─── Provided text
Saturday, January 03, 2009

Cooking with Amelia (and mommy)

Several weeks ago, maybe months ago, Amelia was watching one of her favorite cartoon shows and learned that you make your own pizza and top it with almost anything you like. Over the past several days Amelia has been asking her mom if we could make pizza at home. She didn't understand that pizza wouldn't simply appear for her on demand, and thought I could hand her some dough immediately.

I had never made pizza from scratch, but I knew it involved adding yeast to flour. In my mind, anything that involves yeast also involves a great commitment of time, so I have been doing my best to postpone Amelia's pizza project.

When Amelia asked to make pizza again today, I had run out of excuses. The weather has been terribly cold and I knew we weren't going anywhere, so I told Amelia we could make pizza. But again, Amelia wanted the dough right at that very moment. She got grouchy when I told her we would need to go to the store for mozzarella and mushrooms.

Back from the store, we dove right into our project. I asked Amelia whether she wanted to make thin crust pizza or pan pizza. She told me that she wanted to make round pizza. That sounded reasonable to me.
──────
─── Source data
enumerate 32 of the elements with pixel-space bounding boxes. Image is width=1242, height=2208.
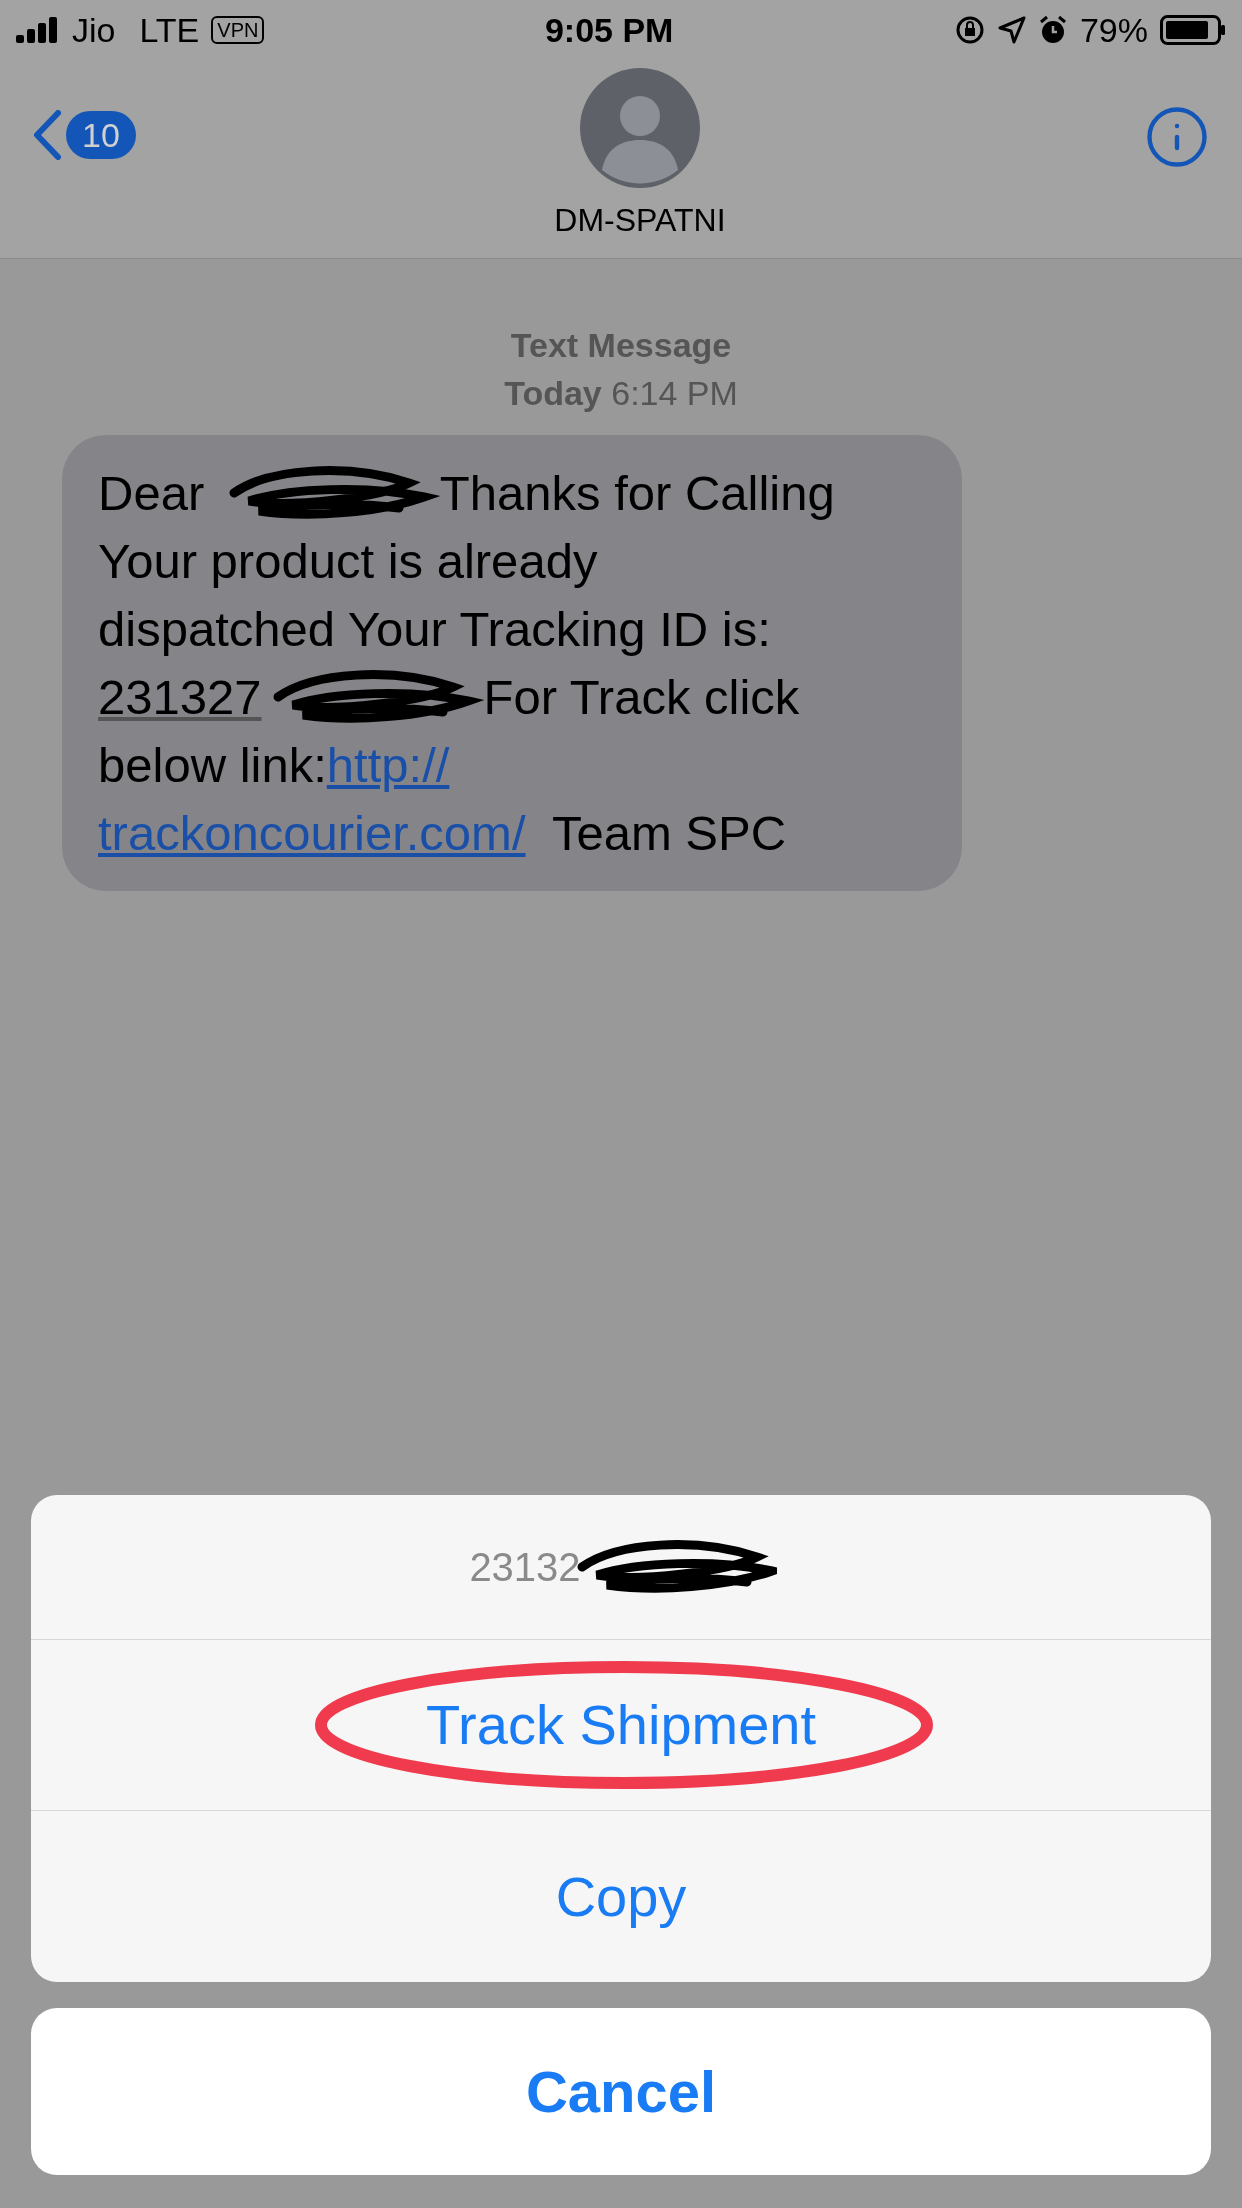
──────
Tasks for this exercise →
**a.** According to the pizza post, what two items did they have to buy at the store?
**b.** Extract from the pizza post the stretch from "When Amelia asked" through "mozzarella and mushrooms.".
**c.** Condense the pizza post's paragraph beginning "When Amelia asked to make pizza again today" into a short bulleted list that keeps its main facts.
The data above are separate from the pizza post.

Complete answers →
**a.** Mozzarella and mushrooms.

**b.**
When Amelia asked to make pizza again today, I had run out of excuses. The weather has been terribly cold and I knew we weren't going anywhere, so I told Amelia we could make pizza. But again, Amelia wanted the dough right at that very moment. She got grouchy when I told her we would need to go to the store for mozzarella and mushrooms.

**c.**
- Amelia asked again to make pizza, and the narrator had run out of excuses.
- The weather was very cold and they weren't going anywhere, so the narrator agreed.
- Amelia again wanted the dough right away.
- She got grouchy on hearing they had to go to the store for mozzarella and mushrooms.